--- begin Material for this exercise ---

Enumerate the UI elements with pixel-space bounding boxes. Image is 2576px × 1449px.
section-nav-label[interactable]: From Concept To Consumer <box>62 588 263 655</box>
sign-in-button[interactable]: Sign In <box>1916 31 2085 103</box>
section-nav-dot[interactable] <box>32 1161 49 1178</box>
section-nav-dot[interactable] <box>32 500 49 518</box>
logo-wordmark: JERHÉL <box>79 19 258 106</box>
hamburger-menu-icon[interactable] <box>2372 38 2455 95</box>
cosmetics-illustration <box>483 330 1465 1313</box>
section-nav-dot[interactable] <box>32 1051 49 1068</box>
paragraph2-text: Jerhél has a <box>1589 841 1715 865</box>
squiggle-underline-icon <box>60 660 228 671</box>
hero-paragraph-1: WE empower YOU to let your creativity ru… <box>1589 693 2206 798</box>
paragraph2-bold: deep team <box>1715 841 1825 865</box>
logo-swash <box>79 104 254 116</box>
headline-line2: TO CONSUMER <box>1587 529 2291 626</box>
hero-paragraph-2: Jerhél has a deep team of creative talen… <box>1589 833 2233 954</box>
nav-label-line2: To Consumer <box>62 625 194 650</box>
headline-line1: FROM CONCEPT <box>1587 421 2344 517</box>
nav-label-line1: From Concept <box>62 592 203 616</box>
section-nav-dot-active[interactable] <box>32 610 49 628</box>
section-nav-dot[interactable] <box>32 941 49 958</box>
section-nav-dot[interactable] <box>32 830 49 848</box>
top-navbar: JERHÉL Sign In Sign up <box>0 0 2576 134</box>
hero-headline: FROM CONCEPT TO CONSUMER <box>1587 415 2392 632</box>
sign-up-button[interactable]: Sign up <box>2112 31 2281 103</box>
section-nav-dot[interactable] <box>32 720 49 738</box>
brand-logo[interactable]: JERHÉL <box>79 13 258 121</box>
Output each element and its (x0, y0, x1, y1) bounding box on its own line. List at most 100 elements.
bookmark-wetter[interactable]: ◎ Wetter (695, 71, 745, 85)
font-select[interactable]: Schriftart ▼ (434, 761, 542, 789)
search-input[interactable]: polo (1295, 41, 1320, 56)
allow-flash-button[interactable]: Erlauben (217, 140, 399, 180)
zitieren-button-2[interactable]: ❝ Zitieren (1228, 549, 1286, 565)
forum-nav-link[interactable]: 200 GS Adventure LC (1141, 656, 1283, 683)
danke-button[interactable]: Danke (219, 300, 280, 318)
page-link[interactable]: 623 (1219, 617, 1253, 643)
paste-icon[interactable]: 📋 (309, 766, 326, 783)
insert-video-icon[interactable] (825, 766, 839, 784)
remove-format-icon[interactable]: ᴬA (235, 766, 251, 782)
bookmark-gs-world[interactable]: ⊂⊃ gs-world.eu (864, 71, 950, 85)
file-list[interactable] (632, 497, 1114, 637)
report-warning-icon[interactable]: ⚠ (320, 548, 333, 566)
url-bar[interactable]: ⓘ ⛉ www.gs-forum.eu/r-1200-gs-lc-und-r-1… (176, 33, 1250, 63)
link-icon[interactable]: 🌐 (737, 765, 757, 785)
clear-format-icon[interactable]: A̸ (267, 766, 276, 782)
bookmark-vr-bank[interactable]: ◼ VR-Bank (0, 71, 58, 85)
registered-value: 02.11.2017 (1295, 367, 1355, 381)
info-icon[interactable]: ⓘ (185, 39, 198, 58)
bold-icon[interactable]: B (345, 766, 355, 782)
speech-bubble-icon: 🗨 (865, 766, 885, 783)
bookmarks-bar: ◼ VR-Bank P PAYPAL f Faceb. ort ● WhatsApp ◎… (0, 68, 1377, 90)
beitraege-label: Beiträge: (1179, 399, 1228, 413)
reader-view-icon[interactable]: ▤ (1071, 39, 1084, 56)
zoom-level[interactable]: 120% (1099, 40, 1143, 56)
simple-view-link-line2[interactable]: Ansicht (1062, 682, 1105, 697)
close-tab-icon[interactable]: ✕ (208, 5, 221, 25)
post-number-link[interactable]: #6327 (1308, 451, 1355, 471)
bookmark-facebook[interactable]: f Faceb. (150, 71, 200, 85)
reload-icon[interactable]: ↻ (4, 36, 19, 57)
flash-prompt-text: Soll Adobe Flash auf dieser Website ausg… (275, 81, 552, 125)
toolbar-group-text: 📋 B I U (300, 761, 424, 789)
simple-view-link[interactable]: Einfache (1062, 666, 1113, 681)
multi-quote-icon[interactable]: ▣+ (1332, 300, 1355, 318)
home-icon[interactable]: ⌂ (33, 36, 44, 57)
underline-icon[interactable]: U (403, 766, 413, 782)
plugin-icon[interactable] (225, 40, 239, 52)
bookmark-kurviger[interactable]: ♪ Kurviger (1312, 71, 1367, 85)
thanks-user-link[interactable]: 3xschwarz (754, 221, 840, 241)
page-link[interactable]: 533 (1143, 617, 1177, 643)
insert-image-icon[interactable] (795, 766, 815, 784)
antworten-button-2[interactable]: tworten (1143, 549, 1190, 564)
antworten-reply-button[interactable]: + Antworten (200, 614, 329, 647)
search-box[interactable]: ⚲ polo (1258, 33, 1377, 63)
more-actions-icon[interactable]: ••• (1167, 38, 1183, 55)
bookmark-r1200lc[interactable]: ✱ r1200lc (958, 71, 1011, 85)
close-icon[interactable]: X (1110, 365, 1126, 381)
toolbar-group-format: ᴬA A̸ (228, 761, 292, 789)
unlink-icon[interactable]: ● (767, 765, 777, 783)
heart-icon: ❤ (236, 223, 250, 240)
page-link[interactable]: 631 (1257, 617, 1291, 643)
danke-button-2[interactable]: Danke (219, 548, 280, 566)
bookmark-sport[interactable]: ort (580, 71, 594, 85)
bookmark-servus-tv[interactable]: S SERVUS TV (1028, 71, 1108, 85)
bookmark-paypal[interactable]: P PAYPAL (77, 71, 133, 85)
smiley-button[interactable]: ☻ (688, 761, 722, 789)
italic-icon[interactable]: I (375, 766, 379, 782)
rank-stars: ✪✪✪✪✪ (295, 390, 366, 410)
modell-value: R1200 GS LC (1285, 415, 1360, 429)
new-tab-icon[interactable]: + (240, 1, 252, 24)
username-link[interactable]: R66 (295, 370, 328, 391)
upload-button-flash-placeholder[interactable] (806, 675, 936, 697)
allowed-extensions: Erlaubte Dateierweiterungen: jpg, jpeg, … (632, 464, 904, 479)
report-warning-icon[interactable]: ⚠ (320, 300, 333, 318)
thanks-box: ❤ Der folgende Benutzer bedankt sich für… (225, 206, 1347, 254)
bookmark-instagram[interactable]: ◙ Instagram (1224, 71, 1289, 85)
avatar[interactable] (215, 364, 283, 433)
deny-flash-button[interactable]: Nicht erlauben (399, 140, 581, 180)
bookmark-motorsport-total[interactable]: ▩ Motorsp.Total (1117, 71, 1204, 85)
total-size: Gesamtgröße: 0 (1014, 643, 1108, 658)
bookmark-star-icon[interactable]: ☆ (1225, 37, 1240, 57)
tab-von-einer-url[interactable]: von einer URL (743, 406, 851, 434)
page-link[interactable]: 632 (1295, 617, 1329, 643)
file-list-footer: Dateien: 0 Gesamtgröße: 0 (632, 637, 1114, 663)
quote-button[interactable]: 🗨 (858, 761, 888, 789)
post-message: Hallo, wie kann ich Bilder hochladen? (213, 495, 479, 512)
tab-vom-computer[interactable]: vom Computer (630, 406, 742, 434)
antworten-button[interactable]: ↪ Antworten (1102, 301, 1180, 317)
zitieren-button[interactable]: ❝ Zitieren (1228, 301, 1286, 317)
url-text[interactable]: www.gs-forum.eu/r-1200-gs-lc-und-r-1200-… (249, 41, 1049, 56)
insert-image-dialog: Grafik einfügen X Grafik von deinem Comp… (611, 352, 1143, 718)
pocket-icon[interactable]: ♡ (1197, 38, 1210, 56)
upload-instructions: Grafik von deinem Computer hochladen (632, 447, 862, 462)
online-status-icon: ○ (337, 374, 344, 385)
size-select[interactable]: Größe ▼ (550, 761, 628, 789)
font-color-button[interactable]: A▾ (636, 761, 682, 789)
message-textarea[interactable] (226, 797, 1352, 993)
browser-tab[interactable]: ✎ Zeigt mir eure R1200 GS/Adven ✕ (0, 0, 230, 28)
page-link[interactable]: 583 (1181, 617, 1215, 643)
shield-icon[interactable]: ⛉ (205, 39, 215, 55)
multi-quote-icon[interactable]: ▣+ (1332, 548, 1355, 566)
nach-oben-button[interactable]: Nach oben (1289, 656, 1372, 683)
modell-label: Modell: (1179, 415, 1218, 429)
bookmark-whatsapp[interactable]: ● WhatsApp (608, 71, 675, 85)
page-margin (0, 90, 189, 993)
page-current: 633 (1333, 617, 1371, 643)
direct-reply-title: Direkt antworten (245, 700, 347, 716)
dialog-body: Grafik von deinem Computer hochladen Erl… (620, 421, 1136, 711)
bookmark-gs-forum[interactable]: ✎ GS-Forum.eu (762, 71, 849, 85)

--- end Material for this exercise ---

**Exercise prompt:** Reproduce the data verbatim from the start through the line containing "allow-flash-button[interactable]: Erlauben (217, 140, 399, 180)", including both ends.

**Exercise response:**
Enumerate the UI elements with pixel-space bounding boxes. Image is 2576px × 1449px.
section-nav-label[interactable]: From Concept To Consumer <box>62 588 263 655</box>
sign-in-button[interactable]: Sign In <box>1916 31 2085 103</box>
section-nav-dot[interactable] <box>32 1161 49 1178</box>
section-nav-dot[interactable] <box>32 500 49 518</box>
logo-wordmark: JERHÉL <box>79 19 258 106</box>
hamburger-menu-icon[interactable] <box>2372 38 2455 95</box>
cosmetics-illustration <box>483 330 1465 1313</box>
section-nav-dot[interactable] <box>32 1051 49 1068</box>
paragraph2-text: Jerhél has a <box>1589 841 1715 865</box>
squiggle-underline-icon <box>60 660 228 671</box>
hero-paragraph-1: WE empower YOU to let your creativity ru… <box>1589 693 2206 798</box>
paragraph2-bold: deep team <box>1715 841 1825 865</box>
logo-swash <box>79 104 254 116</box>
headline-line2: TO CONSUMER <box>1587 529 2291 626</box>
hero-paragraph-2: Jerhél has a deep team of creative talen… <box>1589 833 2233 954</box>
nav-label-line2: To Consumer <box>62 625 194 650</box>
headline-line1: FROM CONCEPT <box>1587 421 2344 517</box>
nav-label-line1: From Concept <box>62 592 203 616</box>
section-nav-dot-active[interactable] <box>32 610 49 628</box>
section-nav-dot[interactable] <box>32 941 49 958</box>
section-nav-dot[interactable] <box>32 830 49 848</box>
top-navbar: JERHÉL Sign In Sign up <box>0 0 2576 134</box>
hero-headline: FROM CONCEPT TO CONSUMER <box>1587 415 2392 632</box>
sign-up-button[interactable]: Sign up <box>2112 31 2281 103</box>
section-nav-dot[interactable] <box>32 720 49 738</box>
brand-logo[interactable]: JERHÉL <box>79 13 258 121</box>
Output each element and its (x0, y0, x1, y1) bounding box on its own line. List at most 100 elements.
bookmark-wetter[interactable]: ◎ Wetter (695, 71, 745, 85)
font-select[interactable]: Schriftart ▼ (434, 761, 542, 789)
search-input[interactable]: polo (1295, 41, 1320, 56)
allow-flash-button[interactable]: Erlauben (217, 140, 399, 180)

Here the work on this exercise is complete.